#### Provided entries
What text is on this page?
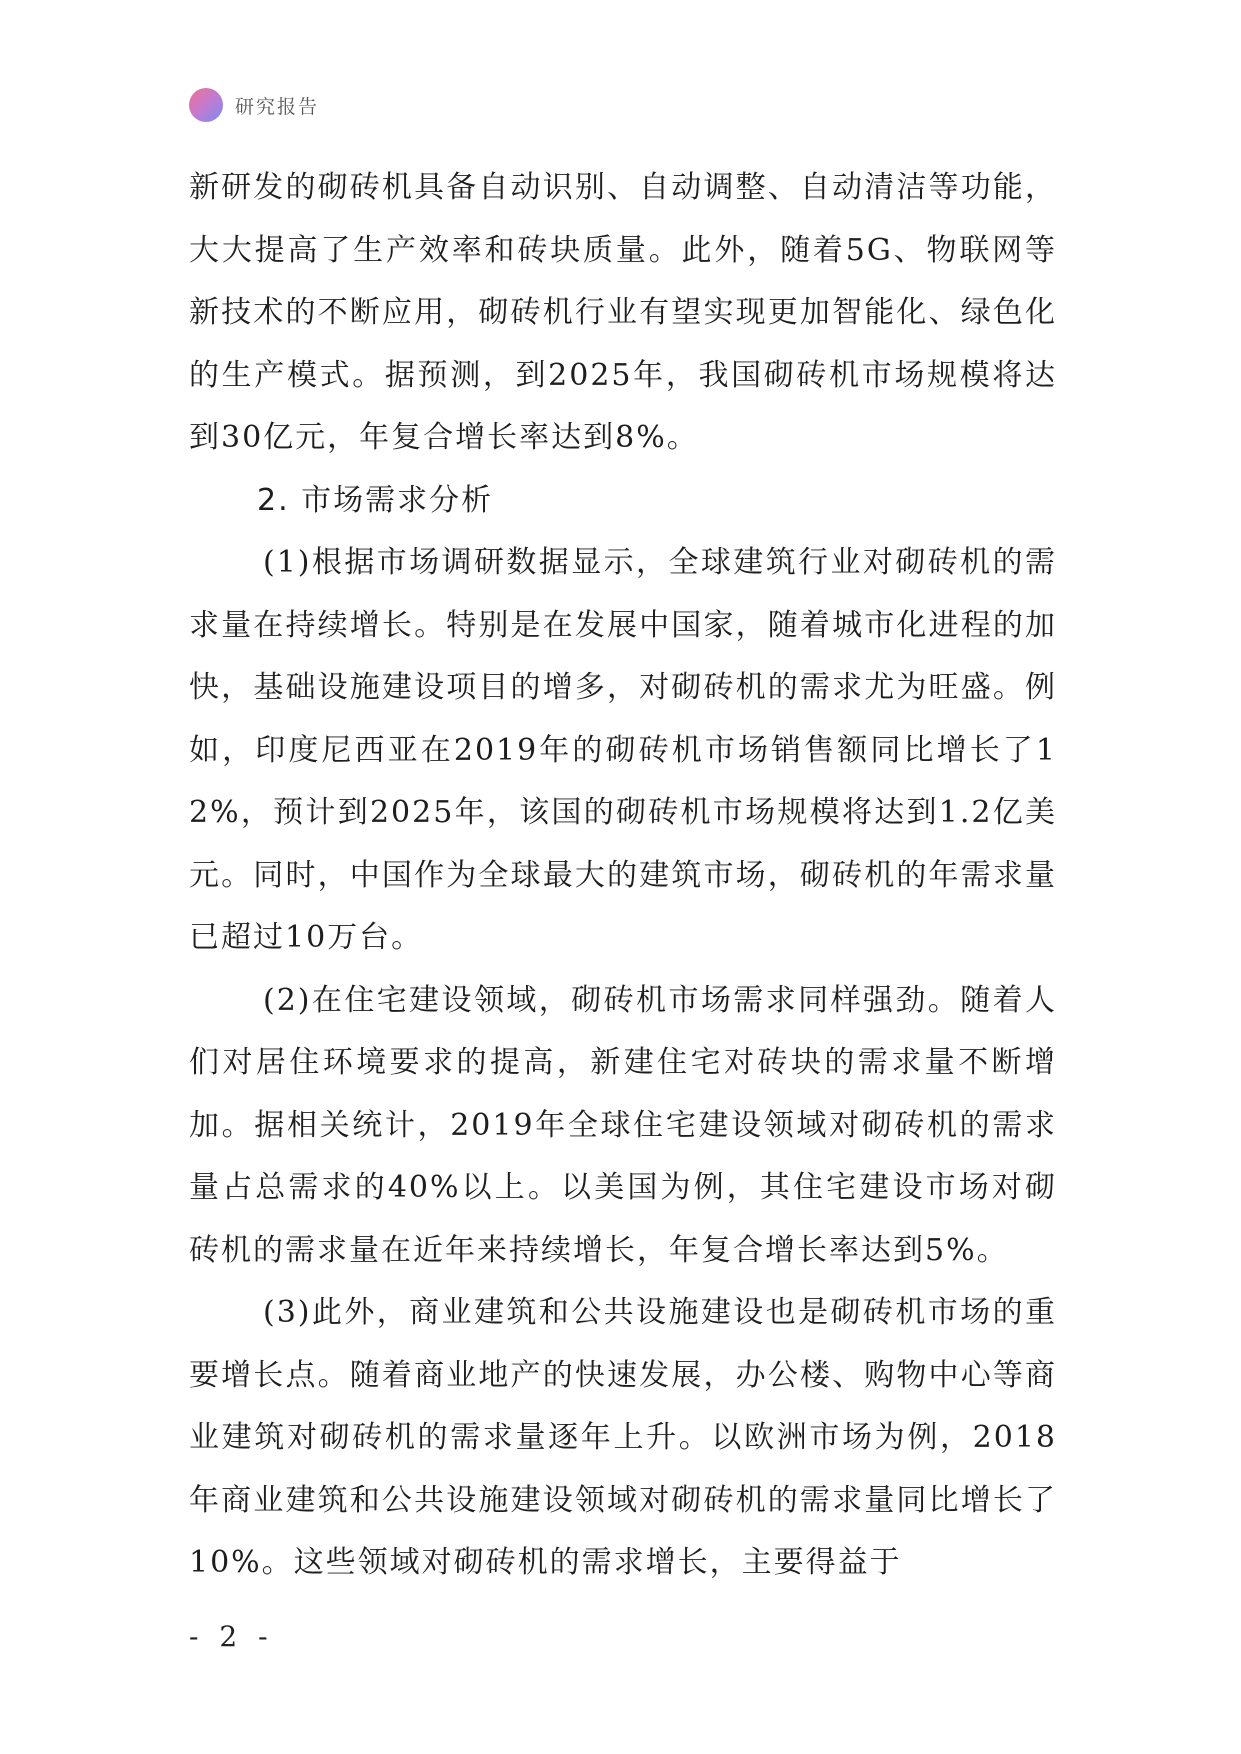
研究报告

新研发的砌砖机具备自动识别、自动调整、自动清洁等功能，大大提高了生产效率和砖块质量。此外，随着5G、物联网等新技术的不断应用，砌砖机行业有望实现更加智能化、绿色化的生产模式。据预测，到2025年，我国砌砖机市场规模将达到30亿元，年复合增长率达到8%。

2. 市场需求分析

(1)根据市场调研数据显示，全球建筑行业对砌砖机的需求量在持续增长。特别是在发展中国家，随着城市化进程的加快，基础设施建设项目的增多，对砌砖机的需求尤为旺盛。例如，印度尼西亚在2019年的砌砖机市场销售额同比增长了12%，预计到2025年，该国的砌砖机市场规模将达到1.2亿美元。同时，中国作为全球最大的建筑市场，砌砖机的年需求量已超过10万台。

(2)在住宅建设领域，砌砖机市场需求同样强劲。随着人们对居住环境要求的提高，新建住宅对砖块的需求量不断增加。据相关统计，2019年全球住宅建设领域对砌砖机的需求量占总需求的40%以上。以美国为例，其住宅建设市场对砌砖机的需求量在近年来持续增长，年复合增长率达到5%。

(3)此外，商业建筑和公共设施建设也是砌砖机市场的重要增长点。随着商业地产的快速发展，办公楼、购物中心等商业建筑对砌砖机的需求量逐年上升。以欧洲市场为例，2018年商业建筑和公共设施建设领域对砌砖机的需求量同比增长了10%。这些领域对砌砖机的需求增长，主要得益于

- 2 -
########
-- Short exercise --
All of the material above should be reproduced exactly, except the pictures.

-- Result of this exercise --
What text is on this page?
研究报告

新研发的砌砖机具备自动识别、自动调整、自动清洁等功能，大大提高了生产效率和砖块质量。此外，随着5G、物联网等新技术的不断应用，砌砖机行业有望实现更加智能化、绿色化的生产模式。据预测，到2025年，我国砌砖机市场规模将达到30亿元，年复合增长率达到8%。

2. 市场需求分析

(1)根据市场调研数据显示，全球建筑行业对砌砖机的需求量在持续增长。特别是在发展中国家，随着城市化进程的加快，基础设施建设项目的增多，对砌砖机的需求尤为旺盛。例如，印度尼西亚在2019年的砌砖机市场销售额同比增长了12%，预计到2025年，该国的砌砖机市场规模将达到1.2亿美元。同时，中国作为全球最大的建筑市场，砌砖机的年需求量已超过10万台。

(2)在住宅建设领域，砌砖机市场需求同样强劲。随着人们对居住环境要求的提高，新建住宅对砖块的需求量不断增加。据相关统计，2019年全球住宅建设领域对砌砖机的需求量占总需求的40%以上。以美国为例，其住宅建设市场对砌砖机的需求量在近年来持续增长，年复合增长率达到5%。

(3)此外，商业建筑和公共设施建设也是砌砖机市场的重要增长点。随着商业地产的快速发展，办公楼、购物中心等商业建筑对砌砖机的需求量逐年上升。以欧洲市场为例，2018年商业建筑和公共设施建设领域对砌砖机的需求量同比增长了10%。这些领域对砌砖机的需求增长，主要得益于

- 2 -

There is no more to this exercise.